Each line below should be retyped exactly, with no pictures.

» **Supplied records**:
══════════════════════════════

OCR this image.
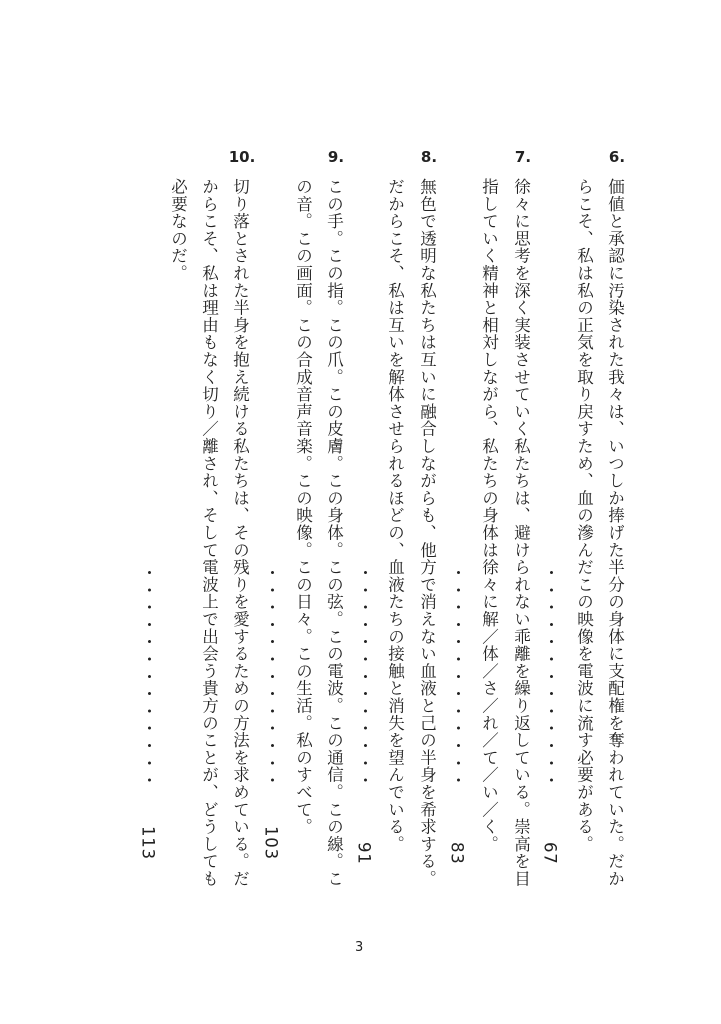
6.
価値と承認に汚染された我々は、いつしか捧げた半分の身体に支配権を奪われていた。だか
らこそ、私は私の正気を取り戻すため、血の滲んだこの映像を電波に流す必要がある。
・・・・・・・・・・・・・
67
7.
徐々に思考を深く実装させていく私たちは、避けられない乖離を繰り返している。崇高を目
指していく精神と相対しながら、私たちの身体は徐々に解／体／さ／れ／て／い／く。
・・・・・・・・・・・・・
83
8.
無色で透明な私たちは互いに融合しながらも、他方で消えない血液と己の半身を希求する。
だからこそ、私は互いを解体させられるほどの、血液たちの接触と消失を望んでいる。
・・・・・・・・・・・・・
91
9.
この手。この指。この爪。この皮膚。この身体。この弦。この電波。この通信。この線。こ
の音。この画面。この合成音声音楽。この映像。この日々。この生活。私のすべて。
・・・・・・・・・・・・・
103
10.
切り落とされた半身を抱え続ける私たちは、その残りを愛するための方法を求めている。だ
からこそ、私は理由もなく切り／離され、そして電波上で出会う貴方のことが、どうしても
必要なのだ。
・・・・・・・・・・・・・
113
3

══════════════════════════════

» **The reply**:
OCR this image.
6.
価値と承認に汚染された我々は、いつしか捧げた半分の身体に支配権を奪われていた。だか
らこそ、私は私の正気を取り戻すため、血の滲んだこの映像を電波に流す必要がある。
・・・・・・・・・・・・・
67
7.
徐々に思考を深く実装させていく私たちは、避けられない乖離を繰り返している。崇高を目
指していく精神と相対しながら、私たちの身体は徐々に解／体／さ／れ／て／い／く。
・・・・・・・・・・・・・
83
8.
無色で透明な私たちは互いに融合しながらも、他方で消えない血液と己の半身を希求する。
だからこそ、私は互いを解体させられるほどの、血液たちの接触と消失を望んでいる。
・・・・・・・・・・・・・
91
9.
この手。この指。この爪。この皮膚。この身体。この弦。この電波。この通信。この線。こ
の音。この画面。この合成音声音楽。この映像。この日々。この生活。私のすべて。
・・・・・・・・・・・・・
103
10.
切り落とされた半身を抱え続ける私たちは、その残りを愛するための方法を求めている。だ
からこそ、私は理由もなく切り／離され、そして電波上で出会う貴方のことが、どうしても
必要なのだ。
・・・・・・・・・・・・・
113
3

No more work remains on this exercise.